THE PROBLEM
Records follow. Select each line holding "zbiorników".

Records
::::
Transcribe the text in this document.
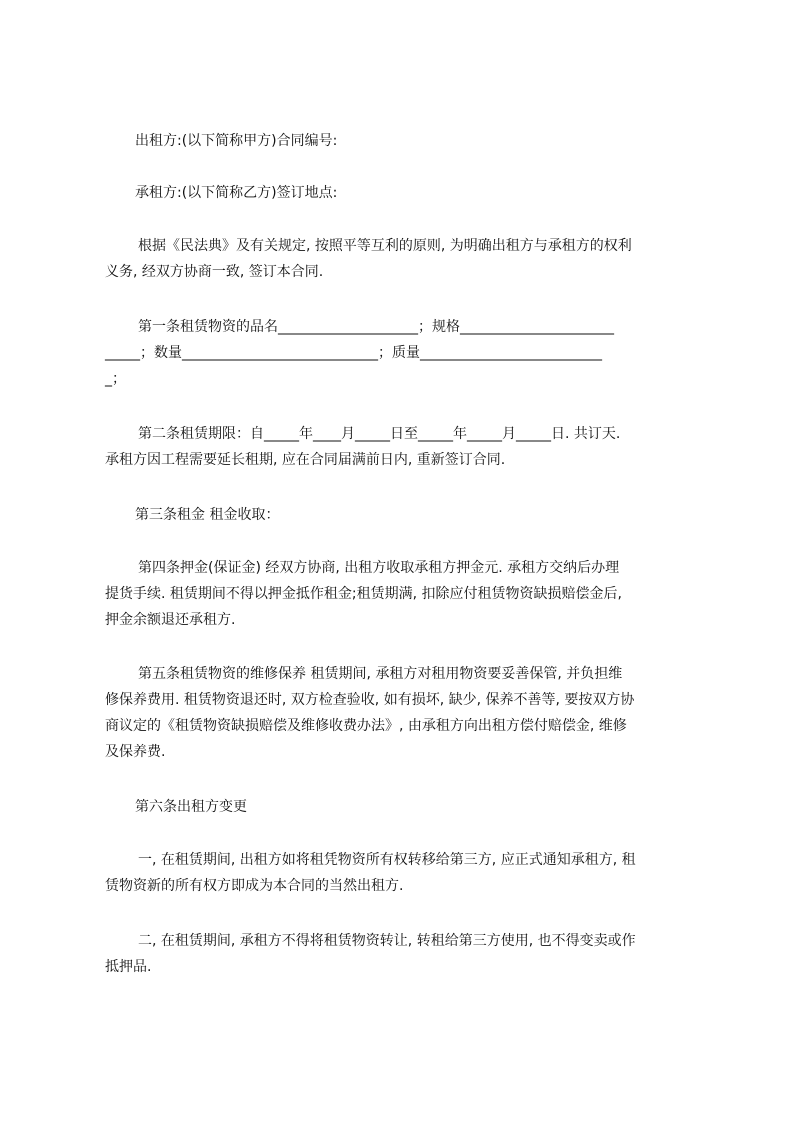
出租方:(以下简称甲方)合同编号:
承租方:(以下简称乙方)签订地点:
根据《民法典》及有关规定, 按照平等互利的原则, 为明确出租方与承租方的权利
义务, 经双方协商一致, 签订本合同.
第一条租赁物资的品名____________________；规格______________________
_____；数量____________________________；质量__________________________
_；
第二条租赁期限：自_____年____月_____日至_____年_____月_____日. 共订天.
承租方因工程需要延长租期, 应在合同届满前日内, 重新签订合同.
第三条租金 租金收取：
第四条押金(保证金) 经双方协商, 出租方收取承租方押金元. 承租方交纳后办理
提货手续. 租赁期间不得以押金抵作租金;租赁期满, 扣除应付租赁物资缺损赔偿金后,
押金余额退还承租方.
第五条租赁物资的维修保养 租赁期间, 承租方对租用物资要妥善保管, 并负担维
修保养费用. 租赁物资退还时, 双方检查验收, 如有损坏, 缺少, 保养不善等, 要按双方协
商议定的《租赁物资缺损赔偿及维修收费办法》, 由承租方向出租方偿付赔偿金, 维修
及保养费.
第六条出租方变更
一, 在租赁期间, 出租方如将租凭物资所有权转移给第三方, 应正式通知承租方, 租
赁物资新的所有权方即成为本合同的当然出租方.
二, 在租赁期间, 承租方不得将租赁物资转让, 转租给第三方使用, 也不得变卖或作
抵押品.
::::
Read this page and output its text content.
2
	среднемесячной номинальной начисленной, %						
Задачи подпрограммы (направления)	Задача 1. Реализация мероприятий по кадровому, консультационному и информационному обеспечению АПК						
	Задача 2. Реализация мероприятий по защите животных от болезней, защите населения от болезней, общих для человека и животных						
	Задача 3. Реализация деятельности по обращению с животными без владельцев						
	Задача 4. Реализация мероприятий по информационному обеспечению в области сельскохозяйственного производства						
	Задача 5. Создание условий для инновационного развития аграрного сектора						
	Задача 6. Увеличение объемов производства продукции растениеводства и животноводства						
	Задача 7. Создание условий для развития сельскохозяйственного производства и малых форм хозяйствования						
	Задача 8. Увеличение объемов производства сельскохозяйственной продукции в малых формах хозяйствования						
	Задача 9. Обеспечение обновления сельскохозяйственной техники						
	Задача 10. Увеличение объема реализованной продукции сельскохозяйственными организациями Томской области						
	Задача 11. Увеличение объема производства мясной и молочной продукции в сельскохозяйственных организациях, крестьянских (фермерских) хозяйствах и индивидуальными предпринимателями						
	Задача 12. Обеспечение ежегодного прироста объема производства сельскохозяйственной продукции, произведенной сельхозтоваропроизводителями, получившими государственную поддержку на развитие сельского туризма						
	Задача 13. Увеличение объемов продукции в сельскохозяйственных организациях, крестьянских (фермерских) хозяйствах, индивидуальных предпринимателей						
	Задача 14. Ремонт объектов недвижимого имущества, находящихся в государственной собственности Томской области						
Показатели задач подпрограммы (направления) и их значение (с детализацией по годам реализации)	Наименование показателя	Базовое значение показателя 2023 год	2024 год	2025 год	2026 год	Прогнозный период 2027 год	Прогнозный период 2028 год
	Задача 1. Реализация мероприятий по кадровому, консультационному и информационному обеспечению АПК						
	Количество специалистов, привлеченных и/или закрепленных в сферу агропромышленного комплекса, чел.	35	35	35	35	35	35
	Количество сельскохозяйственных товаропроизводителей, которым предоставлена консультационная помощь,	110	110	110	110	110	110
::::
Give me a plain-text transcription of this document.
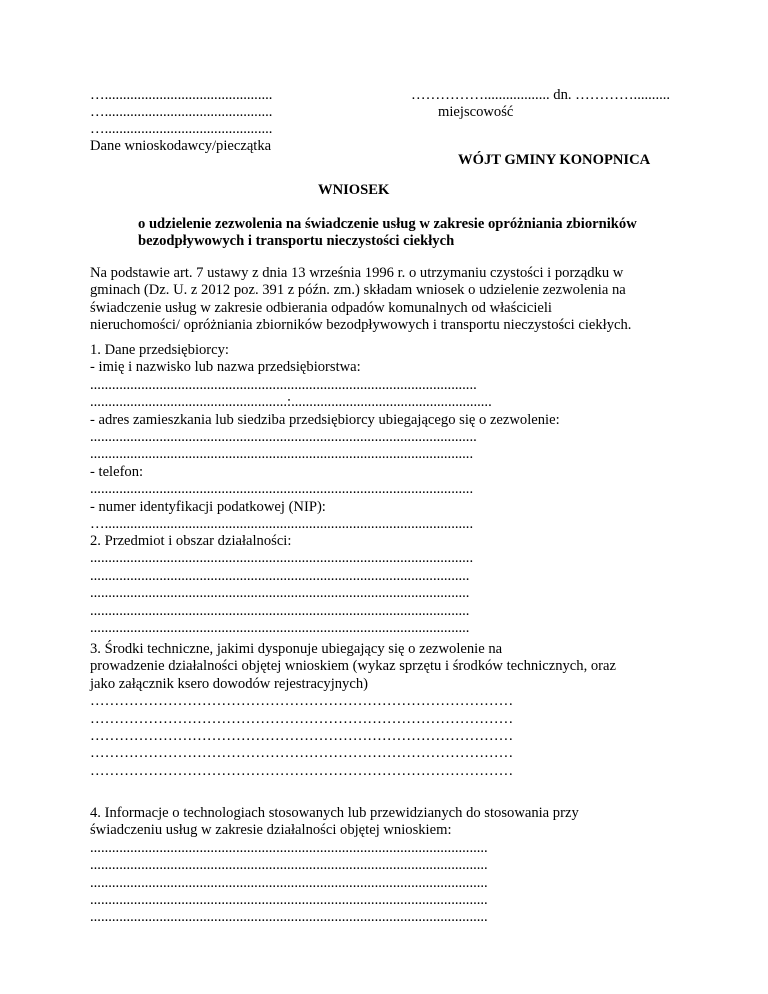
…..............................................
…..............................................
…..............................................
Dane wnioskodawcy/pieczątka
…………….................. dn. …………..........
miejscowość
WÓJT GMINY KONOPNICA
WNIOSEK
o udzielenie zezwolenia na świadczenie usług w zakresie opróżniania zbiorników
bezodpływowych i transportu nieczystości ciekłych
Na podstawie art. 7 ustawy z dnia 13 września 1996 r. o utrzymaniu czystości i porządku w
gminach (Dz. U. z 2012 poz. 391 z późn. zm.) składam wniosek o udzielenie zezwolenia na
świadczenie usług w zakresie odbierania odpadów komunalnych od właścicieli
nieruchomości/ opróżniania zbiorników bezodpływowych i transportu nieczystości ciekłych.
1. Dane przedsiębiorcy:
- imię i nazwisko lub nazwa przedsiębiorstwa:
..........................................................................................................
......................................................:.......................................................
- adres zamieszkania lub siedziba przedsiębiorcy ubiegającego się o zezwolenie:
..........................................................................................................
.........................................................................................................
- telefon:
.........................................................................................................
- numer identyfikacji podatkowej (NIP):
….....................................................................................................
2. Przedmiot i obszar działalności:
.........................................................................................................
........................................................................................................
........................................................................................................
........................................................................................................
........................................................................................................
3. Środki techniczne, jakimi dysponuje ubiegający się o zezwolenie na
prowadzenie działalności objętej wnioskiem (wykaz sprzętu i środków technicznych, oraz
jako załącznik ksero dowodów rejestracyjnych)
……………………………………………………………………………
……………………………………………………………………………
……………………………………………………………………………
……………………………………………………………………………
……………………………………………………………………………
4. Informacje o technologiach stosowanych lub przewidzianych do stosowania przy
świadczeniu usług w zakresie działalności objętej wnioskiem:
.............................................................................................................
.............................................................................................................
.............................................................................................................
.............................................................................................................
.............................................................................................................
::::
FULL SOLUTION
o udzielenie zezwolenia na świadczenie usług w zakresie opróżniania zbiorników
nieruchomości/ opróżniania zbiorników bezodpływowych i transportu nieczystości ciekłych.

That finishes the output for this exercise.